#### Task:
In the entries that follow, how many lines hold the string "data"? Give only that number.
======
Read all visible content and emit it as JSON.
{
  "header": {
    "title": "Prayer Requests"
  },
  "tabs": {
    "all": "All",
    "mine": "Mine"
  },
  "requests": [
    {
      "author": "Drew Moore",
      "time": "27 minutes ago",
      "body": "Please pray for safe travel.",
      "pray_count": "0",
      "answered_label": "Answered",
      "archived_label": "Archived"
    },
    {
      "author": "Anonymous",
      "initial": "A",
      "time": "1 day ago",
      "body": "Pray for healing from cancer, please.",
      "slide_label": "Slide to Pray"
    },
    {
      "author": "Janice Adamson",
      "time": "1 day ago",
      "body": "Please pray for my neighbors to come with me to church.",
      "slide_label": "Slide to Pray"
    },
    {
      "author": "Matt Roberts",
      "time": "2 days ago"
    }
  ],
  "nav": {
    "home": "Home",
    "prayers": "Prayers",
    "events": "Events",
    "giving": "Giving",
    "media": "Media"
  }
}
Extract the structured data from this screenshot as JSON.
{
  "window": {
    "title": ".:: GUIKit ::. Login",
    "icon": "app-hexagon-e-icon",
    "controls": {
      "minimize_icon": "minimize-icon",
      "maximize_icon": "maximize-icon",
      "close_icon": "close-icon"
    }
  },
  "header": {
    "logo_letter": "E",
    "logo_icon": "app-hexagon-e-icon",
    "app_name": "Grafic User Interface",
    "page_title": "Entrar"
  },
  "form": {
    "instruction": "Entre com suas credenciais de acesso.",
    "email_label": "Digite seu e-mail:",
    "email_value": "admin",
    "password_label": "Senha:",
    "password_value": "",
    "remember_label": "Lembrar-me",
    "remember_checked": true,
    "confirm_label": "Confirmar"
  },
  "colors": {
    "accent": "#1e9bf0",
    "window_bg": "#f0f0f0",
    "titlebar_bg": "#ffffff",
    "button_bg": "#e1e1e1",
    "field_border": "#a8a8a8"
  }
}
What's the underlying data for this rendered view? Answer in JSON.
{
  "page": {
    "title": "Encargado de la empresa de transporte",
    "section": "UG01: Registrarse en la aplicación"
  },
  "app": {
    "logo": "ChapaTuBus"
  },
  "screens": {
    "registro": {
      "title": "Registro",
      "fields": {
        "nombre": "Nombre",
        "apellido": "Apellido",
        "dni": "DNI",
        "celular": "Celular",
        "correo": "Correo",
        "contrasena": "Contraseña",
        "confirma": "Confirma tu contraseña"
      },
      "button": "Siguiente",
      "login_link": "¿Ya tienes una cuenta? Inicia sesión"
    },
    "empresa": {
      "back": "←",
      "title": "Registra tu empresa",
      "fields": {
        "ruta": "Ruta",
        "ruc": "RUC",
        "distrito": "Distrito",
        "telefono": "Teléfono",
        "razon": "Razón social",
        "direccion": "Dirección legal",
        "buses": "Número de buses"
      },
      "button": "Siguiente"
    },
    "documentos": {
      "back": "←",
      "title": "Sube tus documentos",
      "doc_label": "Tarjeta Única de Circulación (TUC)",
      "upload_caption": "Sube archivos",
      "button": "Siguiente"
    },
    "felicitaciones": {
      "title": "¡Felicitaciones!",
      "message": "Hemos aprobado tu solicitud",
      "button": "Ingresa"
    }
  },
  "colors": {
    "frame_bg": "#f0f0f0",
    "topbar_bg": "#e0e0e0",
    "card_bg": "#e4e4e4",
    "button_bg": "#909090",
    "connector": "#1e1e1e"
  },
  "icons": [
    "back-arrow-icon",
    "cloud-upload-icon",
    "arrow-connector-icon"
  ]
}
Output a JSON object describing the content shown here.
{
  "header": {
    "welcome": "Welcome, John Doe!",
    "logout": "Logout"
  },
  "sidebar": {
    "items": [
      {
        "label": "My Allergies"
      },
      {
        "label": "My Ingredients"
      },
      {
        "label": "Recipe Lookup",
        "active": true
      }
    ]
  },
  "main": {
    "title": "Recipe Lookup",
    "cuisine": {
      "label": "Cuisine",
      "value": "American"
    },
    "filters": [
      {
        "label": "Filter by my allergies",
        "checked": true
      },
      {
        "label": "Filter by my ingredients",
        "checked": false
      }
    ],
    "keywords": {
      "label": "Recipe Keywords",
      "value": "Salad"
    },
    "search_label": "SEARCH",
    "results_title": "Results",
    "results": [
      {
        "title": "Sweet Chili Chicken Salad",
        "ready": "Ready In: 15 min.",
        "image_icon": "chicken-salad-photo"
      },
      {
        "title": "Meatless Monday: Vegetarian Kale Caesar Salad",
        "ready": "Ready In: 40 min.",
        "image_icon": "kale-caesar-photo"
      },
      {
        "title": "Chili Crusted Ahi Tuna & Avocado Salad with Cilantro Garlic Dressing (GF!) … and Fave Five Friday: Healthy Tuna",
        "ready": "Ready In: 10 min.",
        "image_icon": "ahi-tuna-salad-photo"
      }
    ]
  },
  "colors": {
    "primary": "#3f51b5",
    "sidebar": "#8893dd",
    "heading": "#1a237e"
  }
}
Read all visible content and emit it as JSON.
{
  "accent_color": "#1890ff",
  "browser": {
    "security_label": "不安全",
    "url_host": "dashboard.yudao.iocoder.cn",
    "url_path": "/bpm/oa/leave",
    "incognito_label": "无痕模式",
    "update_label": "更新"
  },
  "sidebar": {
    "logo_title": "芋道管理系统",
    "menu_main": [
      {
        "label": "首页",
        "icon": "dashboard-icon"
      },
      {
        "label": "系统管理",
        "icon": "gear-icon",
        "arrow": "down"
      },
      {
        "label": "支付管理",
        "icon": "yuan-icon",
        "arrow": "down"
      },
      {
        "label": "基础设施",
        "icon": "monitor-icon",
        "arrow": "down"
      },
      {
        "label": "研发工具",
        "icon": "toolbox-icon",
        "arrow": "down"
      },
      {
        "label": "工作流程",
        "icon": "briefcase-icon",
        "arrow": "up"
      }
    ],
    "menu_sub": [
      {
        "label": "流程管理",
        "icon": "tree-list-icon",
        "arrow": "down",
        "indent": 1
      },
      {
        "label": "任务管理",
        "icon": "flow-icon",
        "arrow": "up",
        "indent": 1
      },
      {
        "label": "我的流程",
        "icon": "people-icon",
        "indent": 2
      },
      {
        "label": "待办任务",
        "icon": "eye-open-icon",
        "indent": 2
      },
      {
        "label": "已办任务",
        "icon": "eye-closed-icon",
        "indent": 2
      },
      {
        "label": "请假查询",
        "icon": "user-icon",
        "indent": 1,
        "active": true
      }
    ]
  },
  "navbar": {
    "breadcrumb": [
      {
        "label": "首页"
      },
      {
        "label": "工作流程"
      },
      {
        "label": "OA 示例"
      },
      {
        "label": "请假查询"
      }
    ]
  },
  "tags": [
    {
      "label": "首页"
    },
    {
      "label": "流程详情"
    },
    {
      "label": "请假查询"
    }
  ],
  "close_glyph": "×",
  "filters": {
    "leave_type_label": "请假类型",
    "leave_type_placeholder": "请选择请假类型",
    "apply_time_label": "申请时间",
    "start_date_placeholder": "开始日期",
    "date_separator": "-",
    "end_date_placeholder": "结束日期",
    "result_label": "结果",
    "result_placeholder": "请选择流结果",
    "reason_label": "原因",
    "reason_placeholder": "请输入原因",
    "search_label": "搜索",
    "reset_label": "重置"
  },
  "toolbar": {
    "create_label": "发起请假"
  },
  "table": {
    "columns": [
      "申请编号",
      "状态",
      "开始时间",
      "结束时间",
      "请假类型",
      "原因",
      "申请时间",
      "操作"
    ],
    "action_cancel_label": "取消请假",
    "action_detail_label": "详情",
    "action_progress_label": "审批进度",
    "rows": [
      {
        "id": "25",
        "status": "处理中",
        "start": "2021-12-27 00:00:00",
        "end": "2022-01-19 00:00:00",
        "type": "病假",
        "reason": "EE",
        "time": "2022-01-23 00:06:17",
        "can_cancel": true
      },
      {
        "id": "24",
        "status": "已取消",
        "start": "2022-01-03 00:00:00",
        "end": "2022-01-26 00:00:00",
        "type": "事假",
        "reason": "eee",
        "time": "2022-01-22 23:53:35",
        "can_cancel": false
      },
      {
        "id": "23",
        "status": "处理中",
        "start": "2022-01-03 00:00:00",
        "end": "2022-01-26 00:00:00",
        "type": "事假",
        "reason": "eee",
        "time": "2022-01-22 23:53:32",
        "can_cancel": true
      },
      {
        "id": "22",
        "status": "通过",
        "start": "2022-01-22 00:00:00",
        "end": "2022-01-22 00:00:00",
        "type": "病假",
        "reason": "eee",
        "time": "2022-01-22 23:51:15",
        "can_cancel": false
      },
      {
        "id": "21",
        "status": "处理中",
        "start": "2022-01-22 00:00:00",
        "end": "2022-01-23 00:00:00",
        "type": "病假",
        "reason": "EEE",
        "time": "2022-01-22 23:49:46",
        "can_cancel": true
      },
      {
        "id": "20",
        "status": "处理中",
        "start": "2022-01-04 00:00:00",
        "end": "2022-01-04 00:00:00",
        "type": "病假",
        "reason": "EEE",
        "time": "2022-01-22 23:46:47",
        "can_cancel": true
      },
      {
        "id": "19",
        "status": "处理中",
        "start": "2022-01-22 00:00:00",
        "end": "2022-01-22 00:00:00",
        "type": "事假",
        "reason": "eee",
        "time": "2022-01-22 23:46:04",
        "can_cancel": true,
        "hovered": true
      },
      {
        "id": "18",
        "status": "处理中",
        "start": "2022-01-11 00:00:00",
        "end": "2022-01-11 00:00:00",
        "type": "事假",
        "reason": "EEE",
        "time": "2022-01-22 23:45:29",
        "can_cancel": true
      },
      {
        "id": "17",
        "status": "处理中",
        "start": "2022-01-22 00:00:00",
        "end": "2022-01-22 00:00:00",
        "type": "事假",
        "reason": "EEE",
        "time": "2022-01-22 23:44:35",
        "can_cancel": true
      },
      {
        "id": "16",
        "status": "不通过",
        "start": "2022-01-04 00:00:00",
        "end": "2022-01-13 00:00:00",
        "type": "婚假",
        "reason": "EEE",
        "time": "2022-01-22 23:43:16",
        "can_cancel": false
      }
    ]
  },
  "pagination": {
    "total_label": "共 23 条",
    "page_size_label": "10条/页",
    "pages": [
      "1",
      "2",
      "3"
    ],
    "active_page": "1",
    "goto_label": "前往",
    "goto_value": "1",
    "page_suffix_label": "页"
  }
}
======
#### Output for this exercise:
2